* **Written task A**
Reproduce word for word the part of the passage on Vivaldi's Opus 8 that opens with the words containing "Part of their" and closes with "and performance directions.".

* **Source text**
'''
By 1725, when Vivaldi published his Opus 8, a set of 12 concertos entitled The Contest between Harmony and Invention, he may well have been the most famous musician in Europe, and the first four concertos of the set, named Spring, Summer, Fall, and Winter, were already well known from circulating manuscript copies.

Part of their appeal would doubtless have been their extra-musical content. Vivaldi was hardly the first composer to depict nature and human activities in instrumental music, but no one had conjured the physical world quite so vividly and concisely with violins before. He wrote a sonnet for each concerto explaining what was going on, intended not only as description, but as instruction for performance: the sonnet verses are printed not only as prefaces to each concerto, but also in all the instrumental parts, in the midst of tempo markings and performance directions.

In Spring's first movement, we hear the arrival of Spring, the birds greeting it (first solo), brooks and breezes, and a quick thunderstorm. In the slow movement, a goatherd sleeps under a tree while the second violins represent 'the murmuring branches and leaves' and the viola's repeated notes represent his 'faithful dog' (whining or barking, depending on how violists understand the word 'grida' written in their part). The finale is a big dance accompanied by bagpipes, which are represented by droning basses.
'''
* **Written task B**
Update the entries from the first line through the line containing "bar (442, 517, 448, 555)", replacing "candlestick" with "candle" and leaving everything else unchanged. Return only those lines.

* **Data shown**
'''
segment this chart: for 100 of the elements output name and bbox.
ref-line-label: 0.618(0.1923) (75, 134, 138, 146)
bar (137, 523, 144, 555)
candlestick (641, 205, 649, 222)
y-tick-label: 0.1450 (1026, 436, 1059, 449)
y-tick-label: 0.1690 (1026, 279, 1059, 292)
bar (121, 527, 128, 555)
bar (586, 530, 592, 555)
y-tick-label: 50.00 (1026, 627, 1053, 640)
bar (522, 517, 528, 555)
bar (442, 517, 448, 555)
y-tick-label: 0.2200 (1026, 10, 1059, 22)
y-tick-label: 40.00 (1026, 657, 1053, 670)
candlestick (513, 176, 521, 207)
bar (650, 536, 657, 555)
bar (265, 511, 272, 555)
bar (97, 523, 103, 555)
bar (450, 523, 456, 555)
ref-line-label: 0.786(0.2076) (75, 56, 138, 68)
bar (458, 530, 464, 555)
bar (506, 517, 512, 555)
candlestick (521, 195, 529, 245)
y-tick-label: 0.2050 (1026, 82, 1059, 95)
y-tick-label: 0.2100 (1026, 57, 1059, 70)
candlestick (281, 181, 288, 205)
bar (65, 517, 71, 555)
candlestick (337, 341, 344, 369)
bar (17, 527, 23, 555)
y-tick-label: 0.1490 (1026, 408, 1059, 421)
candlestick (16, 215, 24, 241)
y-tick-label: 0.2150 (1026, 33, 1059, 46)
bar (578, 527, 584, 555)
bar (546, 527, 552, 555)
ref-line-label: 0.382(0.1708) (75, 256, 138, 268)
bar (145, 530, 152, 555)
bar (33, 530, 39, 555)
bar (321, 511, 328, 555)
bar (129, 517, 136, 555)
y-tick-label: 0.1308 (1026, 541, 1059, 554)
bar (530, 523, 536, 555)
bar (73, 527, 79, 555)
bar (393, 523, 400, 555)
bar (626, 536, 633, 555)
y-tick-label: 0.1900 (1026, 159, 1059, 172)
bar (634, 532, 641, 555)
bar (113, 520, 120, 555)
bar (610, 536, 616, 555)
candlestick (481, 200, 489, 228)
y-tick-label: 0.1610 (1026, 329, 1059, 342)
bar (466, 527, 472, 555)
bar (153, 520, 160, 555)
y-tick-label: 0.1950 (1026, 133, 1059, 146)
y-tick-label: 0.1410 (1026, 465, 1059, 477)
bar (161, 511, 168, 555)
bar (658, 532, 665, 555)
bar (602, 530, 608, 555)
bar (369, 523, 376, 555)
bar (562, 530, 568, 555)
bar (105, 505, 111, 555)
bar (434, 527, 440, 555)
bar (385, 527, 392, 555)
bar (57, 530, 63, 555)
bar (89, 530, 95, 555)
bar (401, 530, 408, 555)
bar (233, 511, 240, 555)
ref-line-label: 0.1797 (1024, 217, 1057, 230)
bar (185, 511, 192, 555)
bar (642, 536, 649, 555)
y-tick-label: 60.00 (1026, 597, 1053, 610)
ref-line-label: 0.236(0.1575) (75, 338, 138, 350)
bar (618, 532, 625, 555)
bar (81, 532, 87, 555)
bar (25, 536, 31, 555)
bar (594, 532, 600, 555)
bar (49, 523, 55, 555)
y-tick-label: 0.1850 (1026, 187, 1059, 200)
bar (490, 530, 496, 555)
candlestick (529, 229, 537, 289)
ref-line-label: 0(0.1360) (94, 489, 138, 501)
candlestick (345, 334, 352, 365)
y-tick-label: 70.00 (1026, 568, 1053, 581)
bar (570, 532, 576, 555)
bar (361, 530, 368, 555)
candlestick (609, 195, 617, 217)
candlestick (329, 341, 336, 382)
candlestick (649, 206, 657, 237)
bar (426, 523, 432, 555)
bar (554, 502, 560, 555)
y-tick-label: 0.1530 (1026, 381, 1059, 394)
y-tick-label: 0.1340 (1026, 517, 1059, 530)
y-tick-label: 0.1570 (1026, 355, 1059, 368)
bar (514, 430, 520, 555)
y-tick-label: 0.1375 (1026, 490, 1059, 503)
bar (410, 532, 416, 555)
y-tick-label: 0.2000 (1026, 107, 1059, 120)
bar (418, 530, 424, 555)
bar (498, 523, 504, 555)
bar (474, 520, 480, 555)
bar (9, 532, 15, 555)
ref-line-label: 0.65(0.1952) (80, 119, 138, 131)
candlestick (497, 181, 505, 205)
'''
* **Task solution A**
Part of their appeal would doubtless have been their extra-musical content. Vivaldi was hardly the first composer to depict nature and human activities in instrumental music, but no one had conjured the physical world quite so vividly and concisely with violins before. He wrote a sonnet for each concerto explaining what was going on, intended not only as description, but as instruction for performance: the sonnet verses are printed not only as prefaces to each concerto, but also in all the instrumental parts, in the midst of tempo markings and performance directions.

* **Task solution B**
segment this chart: for 100 of the elements output name and bbox.
ref-line-label: 0.618(0.1923) (75, 134, 138, 146)
bar (137, 523, 144, 555)
candle (641, 205, 649, 222)
y-tick-label: 0.1450 (1026, 436, 1059, 449)
y-tick-label: 0.1690 (1026, 279, 1059, 292)
bar (121, 527, 128, 555)
bar (586, 530, 592, 555)
y-tick-label: 50.00 (1026, 627, 1053, 640)
bar (522, 517, 528, 555)
bar (442, 517, 448, 555)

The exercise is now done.